▸ **Requirement**
Rewrite the lines of every record below as a numbered list, leaving out any blank lines.

* BEGIN Dataset extract *

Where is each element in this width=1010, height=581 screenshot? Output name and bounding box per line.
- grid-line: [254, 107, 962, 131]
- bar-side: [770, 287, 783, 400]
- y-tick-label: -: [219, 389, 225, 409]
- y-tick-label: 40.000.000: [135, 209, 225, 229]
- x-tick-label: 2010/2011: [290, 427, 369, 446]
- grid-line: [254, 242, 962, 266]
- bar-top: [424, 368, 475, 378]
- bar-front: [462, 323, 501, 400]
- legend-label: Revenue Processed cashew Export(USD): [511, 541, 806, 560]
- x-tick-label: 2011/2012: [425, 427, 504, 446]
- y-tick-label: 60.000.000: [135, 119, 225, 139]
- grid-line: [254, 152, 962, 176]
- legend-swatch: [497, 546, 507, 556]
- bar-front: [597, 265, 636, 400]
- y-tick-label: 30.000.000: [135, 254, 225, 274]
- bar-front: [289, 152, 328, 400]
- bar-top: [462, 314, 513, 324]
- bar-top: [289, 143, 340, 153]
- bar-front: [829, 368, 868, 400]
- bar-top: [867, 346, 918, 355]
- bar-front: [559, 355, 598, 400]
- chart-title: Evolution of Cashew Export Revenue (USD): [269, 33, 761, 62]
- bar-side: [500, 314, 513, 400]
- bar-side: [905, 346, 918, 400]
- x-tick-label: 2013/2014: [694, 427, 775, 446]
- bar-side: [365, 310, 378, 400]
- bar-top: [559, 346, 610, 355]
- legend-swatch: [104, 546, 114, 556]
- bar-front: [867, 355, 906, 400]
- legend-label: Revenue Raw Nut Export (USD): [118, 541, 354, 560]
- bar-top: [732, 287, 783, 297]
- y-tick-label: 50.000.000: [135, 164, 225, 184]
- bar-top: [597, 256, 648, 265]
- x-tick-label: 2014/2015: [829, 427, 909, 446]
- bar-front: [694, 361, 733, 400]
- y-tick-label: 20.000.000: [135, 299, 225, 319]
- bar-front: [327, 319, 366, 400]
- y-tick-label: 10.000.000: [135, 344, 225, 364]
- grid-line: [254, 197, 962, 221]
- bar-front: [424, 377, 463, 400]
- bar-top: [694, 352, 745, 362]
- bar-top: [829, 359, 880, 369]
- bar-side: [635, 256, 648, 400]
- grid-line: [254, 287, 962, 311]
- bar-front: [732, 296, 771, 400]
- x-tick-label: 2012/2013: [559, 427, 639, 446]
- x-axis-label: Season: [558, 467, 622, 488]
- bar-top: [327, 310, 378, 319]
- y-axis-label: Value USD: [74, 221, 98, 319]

* END Dataset extract *

▸ **Result**
1. Where is each element in this width=1010, height=581 screenshot? Output name and bounding box per line.
2. - grid-line: [254, 107, 962, 131]
3. - bar-side: [770, 287, 783, 400]
4. - y-tick-label: -: [219, 389, 225, 409]
5. - y-tick-label: 40.000.000: [135, 209, 225, 229]
6. - x-tick-label: 2010/2011: [290, 427, 369, 446]
7. - grid-line: [254, 242, 962, 266]
8. - bar-top: [424, 368, 475, 378]
9. - bar-front: [462, 323, 501, 400]
10. - legend-label: Revenue Processed cashew Export(USD): [511, 541, 806, 560]
11. - x-tick-label: 2011/2012: [425, 427, 504, 446]
12. - y-tick-label: 60.000.000: [135, 119, 225, 139]
13. - grid-line: [254, 152, 962, 176]
14. - legend-swatch: [497, 546, 507, 556]
15. - bar-front: [597, 265, 636, 400]
16. - y-tick-label: 30.000.000: [135, 254, 225, 274]
17. - bar-front: [289, 152, 328, 400]
18. - bar-top: [462, 314, 513, 324]
19. - bar-top: [289, 143, 340, 153]
20. - bar-front: [829, 368, 868, 400]
21. - bar-top: [867, 346, 918, 355]
22. - bar-front: [559, 355, 598, 400]
23. - chart-title: Evolution of Cashew Export Revenue (USD): [269, 33, 761, 62]
24. - bar-side: [500, 314, 513, 400]
25. - bar-side: [905, 346, 918, 400]
26. - x-tick-label: 2013/2014: [694, 427, 775, 446]
27. - bar-side: [365, 310, 378, 400]
28. - bar-top: [559, 346, 610, 355]
29. - legend-swatch: [104, 546, 114, 556]
30. - bar-front: [867, 355, 906, 400]
31. - legend-label: Revenue Raw Nut Export (USD): [118, 541, 354, 560]
32. - bar-top: [732, 287, 783, 297]
33. - y-tick-label: 50.000.000: [135, 164, 225, 184]
34. - bar-top: [597, 256, 648, 265]
35. - x-tick-label: 2014/2015: [829, 427, 909, 446]
36. - bar-front: [694, 361, 733, 400]
37. - y-tick-label: 20.000.000: [135, 299, 225, 319]
38. - bar-front: [327, 319, 366, 400]
39. - y-tick-label: 10.000.000: [135, 344, 225, 364]
40. - grid-line: [254, 197, 962, 221]
41. - bar-front: [424, 377, 463, 400]
42. - bar-top: [694, 352, 745, 362]
43. - bar-top: [829, 359, 880, 369]
44. - bar-side: [635, 256, 648, 400]
45. - grid-line: [254, 287, 962, 311]
46. - bar-front: [732, 296, 771, 400]
47. - x-tick-label: 2012/2013: [559, 427, 639, 446]
48. - x-axis-label: Season: [558, 467, 622, 488]
49. - bar-top: [327, 310, 378, 319]
50. - y-axis-label: Value USD: [74, 221, 98, 319]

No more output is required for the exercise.